Task requirements: Copy the lines from the one holding "post-meta: 46分钟前 ·" through the end of the records, inclusive, and substitute "toast-notification" for "toast-message" while leaving everything else unchanged. Omit the pictures from your answer.

Start of Data rows

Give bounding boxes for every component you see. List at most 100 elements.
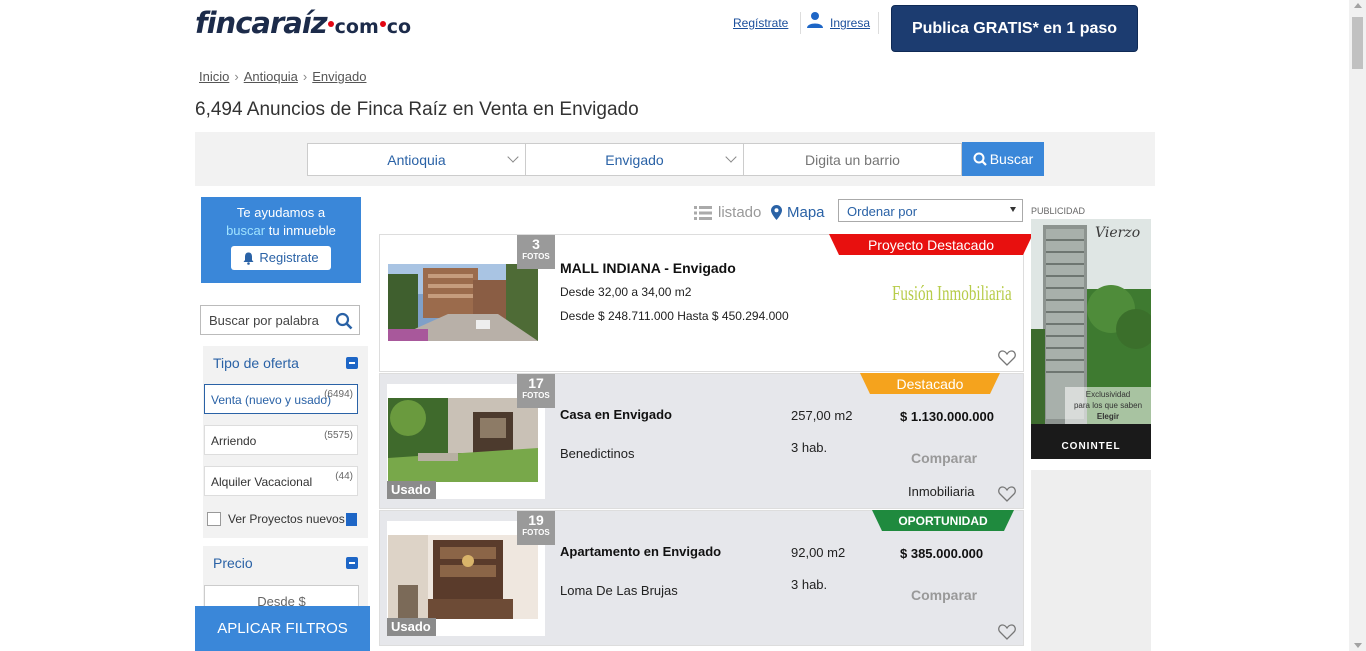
listing-neighborhood: Loma De Las Brujas — [560, 583, 678, 598]
favorite-heart-icon[interactable] — [998, 350, 1016, 366]
compare-button[interactable]: Comparar — [911, 450, 977, 466]
scroll-up-icon[interactable] — [1354, 3, 1362, 8]
breadcrumb-envigado[interactable]: Envigado — [312, 69, 366, 84]
breadcrumb-inicio[interactable]: Inicio — [199, 69, 229, 84]
agency-logo[interactable]: Fusión Inmobiliaria — [892, 281, 1012, 306]
offer-option-venta[interactable]: Venta (nuevo y usado) (6494) — [204, 384, 358, 414]
ad-label: PUBLICIDAD — [1031, 206, 1086, 216]
scroll-thumb[interactable] — [1352, 17, 1363, 69]
login-link[interactable]: Ingresa — [830, 16, 870, 30]
list-view-toggle[interactable]: listado — [694, 204, 761, 221]
help-line1: Te ayudamos a — [236, 205, 326, 220]
listing-photo-frame[interactable]: 3 FOTOS — [387, 235, 555, 360]
page-title: 6,494 Anuncios de Finca Raíz en Venta en… — [195, 99, 639, 120]
register-link[interactable]: Regístrate — [733, 16, 788, 30]
page-scrollbar[interactable] — [1349, 0, 1366, 651]
offer-option-arriendo[interactable]: Arriendo (5575) — [204, 425, 358, 455]
list-icon — [694, 205, 712, 220]
logo-dot-2 — [379, 21, 386, 27]
advertisement-placeholder — [1031, 470, 1151, 651]
advertisement-banner[interactable]: Vierzo Exclusividad para los que saben E… — [1031, 219, 1151, 459]
list-view-label: listado — [718, 204, 762, 221]
price-title: Precio — [213, 555, 253, 571]
offer-option-label: Arriendo — [211, 434, 257, 448]
photo-count-label: FOTOS — [522, 391, 550, 400]
building-icon — [346, 513, 357, 526]
map-view-label: Mapa — [787, 204, 825, 221]
keyword-search-field[interactable]: Buscar por palabra — [200, 305, 360, 335]
listing-photo-frame[interactable]: 17 FOTOS Usado — [387, 374, 555, 499]
offer-option-label: Venta (nuevo y usado) — [211, 393, 332, 407]
photo-count: 3 — [532, 236, 540, 252]
photo-count-badge: 19 FOTOS — [517, 511, 555, 545]
condition-badge: Usado — [387, 618, 436, 636]
offer-type-title: Tipo de oferta — [213, 355, 299, 371]
breadcrumb: Inicio › Antioquia › Envigado — [199, 69, 366, 84]
listing-photo[interactable] — [388, 535, 538, 619]
scroll-down-icon[interactable] — [1354, 643, 1362, 648]
featured-project-ribbon: Proyecto Destacado — [829, 234, 1033, 255]
department-select[interactable]: Antioquia — [307, 143, 526, 176]
offer-option-count: (44) — [335, 471, 353, 482]
listing-title[interactable]: MALL INDIANA - Envigado — [560, 260, 736, 276]
offer-option-vacacional[interactable]: Alquiler Vacacional (44) — [204, 466, 358, 496]
listing-card[interactable]: 17 FOTOS Usado Destacado Casa en Envigado… — [379, 373, 1024, 509]
listing-price-range: Desde $ 248.711.000 Hasta $ 450.294.000 — [560, 309, 789, 323]
projects-checkbox[interactable] — [207, 512, 221, 526]
user-icon[interactable] — [806, 11, 824, 29]
listing-price: $ 385.000.000 — [900, 546, 984, 561]
listing-title[interactable]: Casa en Envigado — [560, 407, 672, 422]
sidebar-register-button[interactable]: Registrate — [231, 246, 331, 270]
listing-card[interactable]: 19 FOTOS Usado OPORTUNIDAD Apartamento en… — [379, 510, 1024, 646]
chevron-down-icon — [507, 151, 519, 163]
listing-neighborhood: Benedictinos — [560, 446, 635, 461]
photo-count-label: FOTOS — [522, 528, 550, 537]
map-view-toggle[interactable]: Mapa — [771, 204, 825, 221]
photo-count: 19 — [528, 512, 544, 528]
listing-seller[interactable]: Inmobiliaria — [908, 484, 974, 499]
listing-card[interactable]: 3 FOTOS Proyecto Destacado MALL INDIANA -… — [379, 234, 1033, 372]
collapse-icon[interactable] — [346, 357, 358, 369]
breadcrumb-antioquia[interactable]: Antioquia — [244, 69, 298, 84]
listing-photo[interactable] — [388, 398, 538, 482]
sidebar-register-label: Registrate — [259, 250, 319, 265]
map-pin-icon — [771, 205, 782, 220]
collapse-icon[interactable] — [346, 557, 358, 569]
listing-area: Desde 32,00 a 34,00 m2 — [560, 285, 692, 299]
compare-button[interactable]: Comparar — [911, 587, 977, 603]
search-icon[interactable] — [335, 312, 353, 330]
listing-rooms: 3 hab. — [791, 440, 828, 455]
listing-photo-frame[interactable]: 19 FOTOS Usado — [387, 511, 555, 636]
city-select[interactable]: Envigado — [525, 143, 744, 176]
apply-filters-button[interactable]: APLICAR FILTROS — [195, 606, 370, 651]
listing-area: 257,00 m2 — [791, 408, 853, 423]
price-header[interactable]: Precio — [203, 546, 368, 582]
favorite-heart-icon[interactable] — [998, 624, 1016, 640]
listing-title[interactable]: Apartamento en Envigado — [560, 544, 721, 559]
publish-button[interactable]: Publica GRATIS* en 1 paso — [891, 5, 1138, 52]
listing-price: $ 1.130.000.000 — [900, 409, 994, 424]
help-box: Te ayudamos a buscar tu inmueble Registr… — [201, 197, 361, 283]
keyword-placeholder: Buscar por palabra — [209, 312, 319, 328]
logo-main: fincaraíz — [195, 6, 328, 40]
ad-tagline-3: Elegir — [1096, 412, 1120, 421]
projects-checkbox-row[interactable]: Ver Proyectos nuevos — [207, 512, 345, 526]
search-button[interactable]: Buscar — [962, 142, 1044, 176]
barrio-input[interactable] — [743, 143, 962, 176]
photo-count: 17 — [528, 375, 544, 391]
site-logo[interactable]: fincaraíz com co — [195, 6, 411, 40]
ad-tagline: Exclusividad para los que saben Elegir — [1065, 387, 1151, 424]
order-select[interactable]: Ordenar por — [838, 199, 1023, 222]
ad-brand: Vierzo — [1095, 225, 1141, 241]
header-divider-2 — [878, 12, 879, 34]
order-label: Ordenar por — [847, 204, 918, 219]
offer-type-header[interactable]: Tipo de oferta — [203, 346, 368, 382]
favorite-heart-icon[interactable] — [998, 486, 1016, 502]
page: fincaraíz com co Regístrate Ingresa Public… — [0, 0, 1366, 651]
offer-option-count: (5575) — [324, 430, 353, 441]
department-value: Antioquia — [387, 151, 446, 168]
listing-photo[interactable] — [388, 264, 538, 341]
ad-tagline-2: para los que saben — [1073, 401, 1143, 410]
photo-count-badge: 3 FOTOS — [517, 235, 555, 269]
photo-count-label: FOTOS — [522, 252, 550, 261]
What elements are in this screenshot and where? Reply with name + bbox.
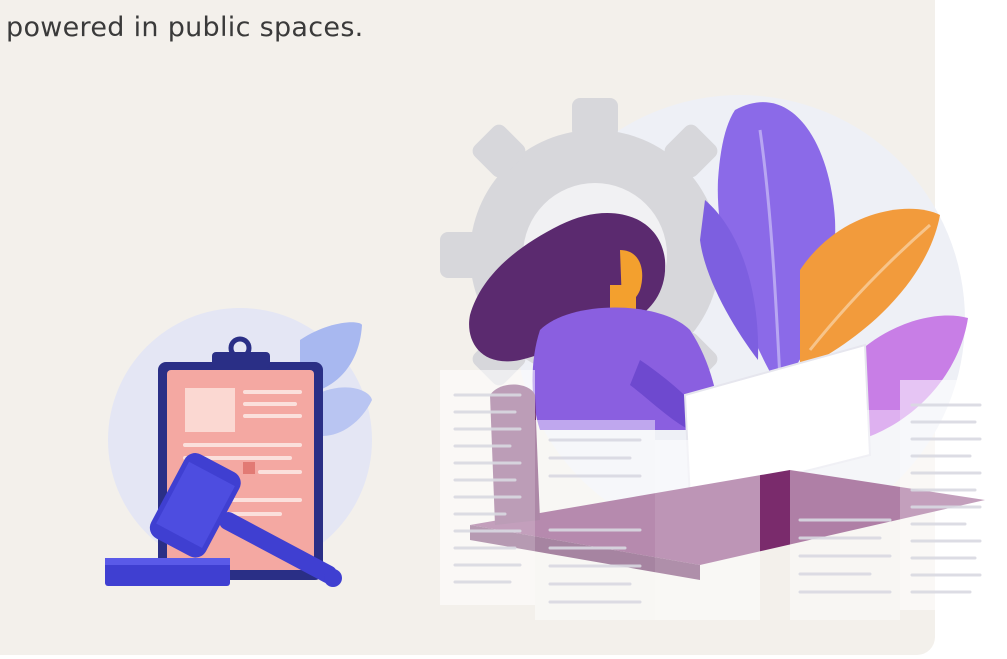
clipboard-clip bbox=[212, 352, 270, 368]
clipboard-with-gavel-illustration bbox=[105, 308, 372, 587]
illustration-canvas bbox=[105, 95, 995, 620]
paper-photo bbox=[185, 388, 235, 432]
woman-at-computer-illustration bbox=[440, 95, 995, 620]
paper-mark bbox=[243, 462, 255, 474]
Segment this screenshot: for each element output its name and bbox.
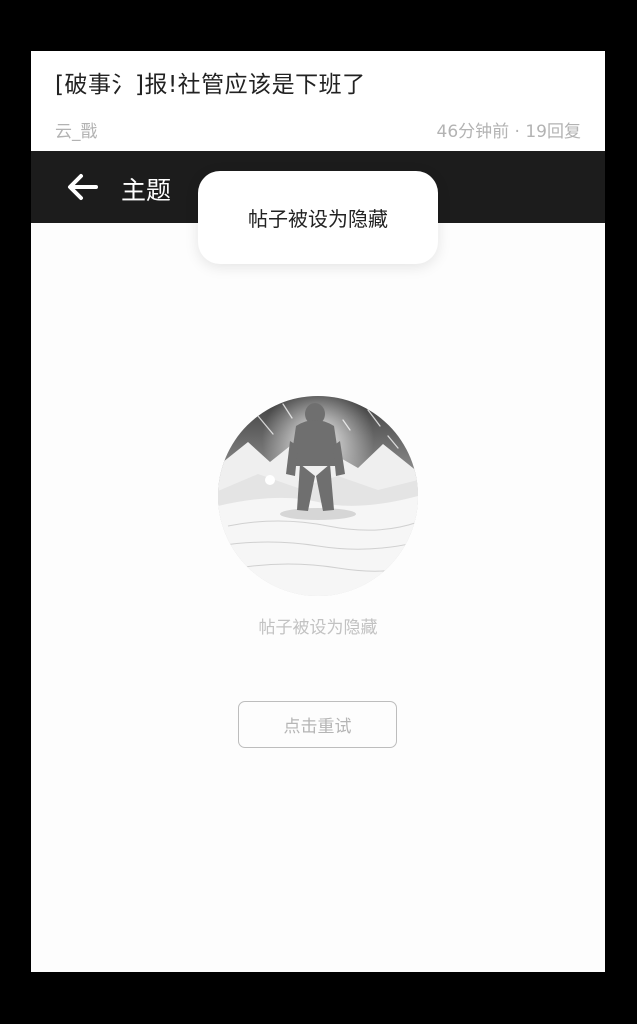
post-meta: 46分钟前 · 19回复 xyxy=(436,122,581,142)
arrow-left-icon xyxy=(68,174,98,200)
retry-button[interactable]: 点击重试 xyxy=(238,701,397,748)
empty-state-message: 帖子被设为隐藏 xyxy=(258,618,378,638)
toast-message: 帖子被设为隐藏 xyxy=(198,171,438,264)
post-header: [破事氵]报!社管应该是下班了 云_戬 46分钟前 · 19回复 xyxy=(31,51,605,151)
page-title: 主题 xyxy=(121,176,172,205)
retry-button-label: 点击重试 xyxy=(283,717,352,737)
toast-text: 帖子被设为隐藏 xyxy=(248,207,388,231)
back-button[interactable] xyxy=(65,171,101,203)
empty-state-illustration xyxy=(218,396,418,596)
app-screen: [破事氵]报!社管应该是下班了 云_戬 46分钟前 · 19回复 主题 帖子被设… xyxy=(31,51,605,972)
post-title[interactable]: [破事氵]报!社管应该是下班了 xyxy=(55,65,366,99)
post-author[interactable]: 云_戬 xyxy=(55,117,98,142)
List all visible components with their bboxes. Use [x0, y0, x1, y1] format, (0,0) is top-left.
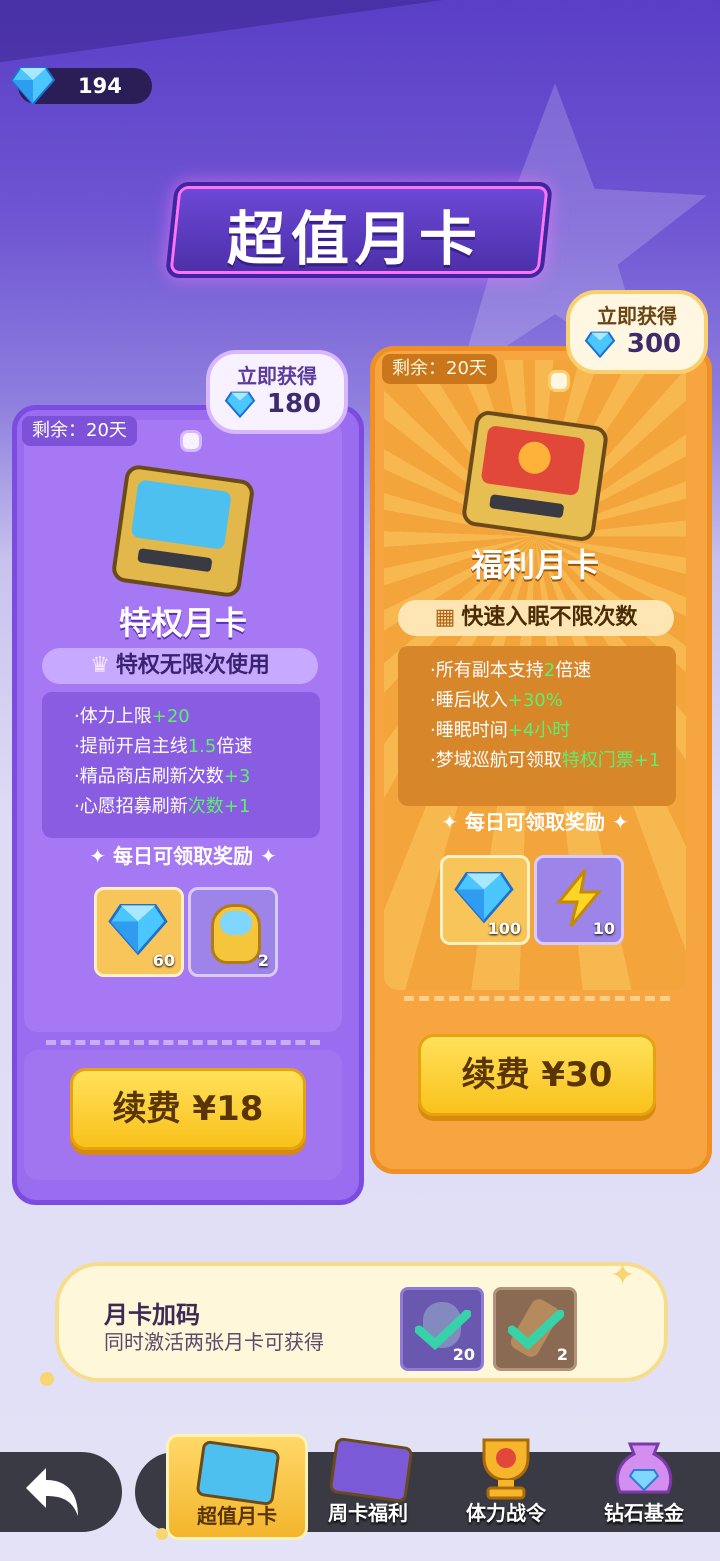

End of Data rows

Result of this exercise:
post-meta: 46分钟前 · 19回复 xyxy=(436,122,581,142)
arrow-left-icon xyxy=(68,174,98,200)
retry-button[interactable]: 点击重试 xyxy=(238,701,397,748)
empty-state-message: 帖子被设为隐藏 xyxy=(258,618,378,638)
toast-notification: 帖子被设为隐藏 xyxy=(198,171,438,264)
post-header: [破事氵]报!社管应该是下班了 云_戬 46分钟前 · 19回复 xyxy=(31,51,605,151)
page-title: 主题 xyxy=(121,176,172,205)
retry-button-label: 点击重试 xyxy=(283,717,352,737)
toast-text: 帖子被设为隐藏 xyxy=(248,207,388,231)
back-button[interactable] xyxy=(65,171,101,203)
empty-state-illustration xyxy=(218,396,418,596)
app-screen: [破事氵]报!社管应该是下班了 云_戬 46分钟前 · 19回复 主题 帖子被设… xyxy=(31,51,605,972)
post-title[interactable]: [破事氵]报!社管应该是下班了 xyxy=(55,65,366,99)
post-author[interactable]: 云_戬 xyxy=(55,117,98,142)
List all visible components with their bboxes. Use [x0, y0, x1, y1] format, (0,0) is top-left.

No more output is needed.